- Problem: Read the records and gather each line that includes "title".

= = =

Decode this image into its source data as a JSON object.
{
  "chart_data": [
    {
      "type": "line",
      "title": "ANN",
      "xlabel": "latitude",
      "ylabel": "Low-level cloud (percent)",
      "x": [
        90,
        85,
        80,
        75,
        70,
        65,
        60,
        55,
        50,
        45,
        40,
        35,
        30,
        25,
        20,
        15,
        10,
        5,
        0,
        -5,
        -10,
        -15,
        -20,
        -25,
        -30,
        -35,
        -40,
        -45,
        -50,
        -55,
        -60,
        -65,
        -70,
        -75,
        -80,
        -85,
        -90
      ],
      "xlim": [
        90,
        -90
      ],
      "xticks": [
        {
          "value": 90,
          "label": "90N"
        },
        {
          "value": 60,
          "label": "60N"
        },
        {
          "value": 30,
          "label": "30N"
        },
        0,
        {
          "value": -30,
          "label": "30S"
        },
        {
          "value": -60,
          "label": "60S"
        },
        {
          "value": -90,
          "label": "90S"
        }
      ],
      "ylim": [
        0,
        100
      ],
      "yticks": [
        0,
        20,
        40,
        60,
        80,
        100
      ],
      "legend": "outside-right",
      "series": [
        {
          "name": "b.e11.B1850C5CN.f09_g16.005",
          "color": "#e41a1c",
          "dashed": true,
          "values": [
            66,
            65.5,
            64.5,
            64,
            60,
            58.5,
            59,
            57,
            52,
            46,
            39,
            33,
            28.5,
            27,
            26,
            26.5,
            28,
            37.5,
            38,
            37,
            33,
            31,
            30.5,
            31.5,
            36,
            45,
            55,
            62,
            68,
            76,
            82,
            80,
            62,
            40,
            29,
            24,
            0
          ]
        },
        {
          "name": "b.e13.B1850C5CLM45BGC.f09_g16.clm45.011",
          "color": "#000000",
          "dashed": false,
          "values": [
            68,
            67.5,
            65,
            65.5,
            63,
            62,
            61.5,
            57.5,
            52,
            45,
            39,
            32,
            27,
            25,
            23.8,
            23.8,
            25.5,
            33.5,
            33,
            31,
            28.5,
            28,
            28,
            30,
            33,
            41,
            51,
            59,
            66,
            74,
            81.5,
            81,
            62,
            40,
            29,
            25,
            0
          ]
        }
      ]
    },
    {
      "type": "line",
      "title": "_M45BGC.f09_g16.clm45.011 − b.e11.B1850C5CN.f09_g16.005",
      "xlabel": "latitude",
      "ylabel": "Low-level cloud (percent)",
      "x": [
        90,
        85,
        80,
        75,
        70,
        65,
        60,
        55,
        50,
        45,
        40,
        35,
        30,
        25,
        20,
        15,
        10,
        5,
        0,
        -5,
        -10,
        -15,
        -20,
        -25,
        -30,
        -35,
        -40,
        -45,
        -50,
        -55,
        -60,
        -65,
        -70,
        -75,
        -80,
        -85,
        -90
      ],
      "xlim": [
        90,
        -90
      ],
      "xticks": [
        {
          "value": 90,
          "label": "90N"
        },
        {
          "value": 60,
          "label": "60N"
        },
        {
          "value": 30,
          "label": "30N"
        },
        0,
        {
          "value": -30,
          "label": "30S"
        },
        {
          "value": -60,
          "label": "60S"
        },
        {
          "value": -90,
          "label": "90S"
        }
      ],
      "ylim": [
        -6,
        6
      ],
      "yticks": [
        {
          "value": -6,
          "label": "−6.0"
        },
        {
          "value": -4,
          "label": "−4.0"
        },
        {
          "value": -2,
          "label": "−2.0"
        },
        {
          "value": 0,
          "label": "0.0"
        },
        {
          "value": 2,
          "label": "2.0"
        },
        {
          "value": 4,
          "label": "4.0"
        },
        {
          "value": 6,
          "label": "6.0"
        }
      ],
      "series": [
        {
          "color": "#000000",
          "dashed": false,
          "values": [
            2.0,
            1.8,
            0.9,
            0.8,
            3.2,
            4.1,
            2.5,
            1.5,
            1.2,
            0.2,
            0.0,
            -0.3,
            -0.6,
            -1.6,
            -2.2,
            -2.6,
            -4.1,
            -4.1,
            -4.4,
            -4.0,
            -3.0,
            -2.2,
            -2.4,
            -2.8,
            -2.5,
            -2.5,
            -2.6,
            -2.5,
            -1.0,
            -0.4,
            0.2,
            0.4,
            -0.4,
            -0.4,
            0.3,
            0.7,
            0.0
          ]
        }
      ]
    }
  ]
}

= = =

- Solution for this exercise:
      "title": "ANN",
      "title": "_M45BGC.f09_g16.clm45.011 − b.e11.B1850C5CN.f09_g16.005",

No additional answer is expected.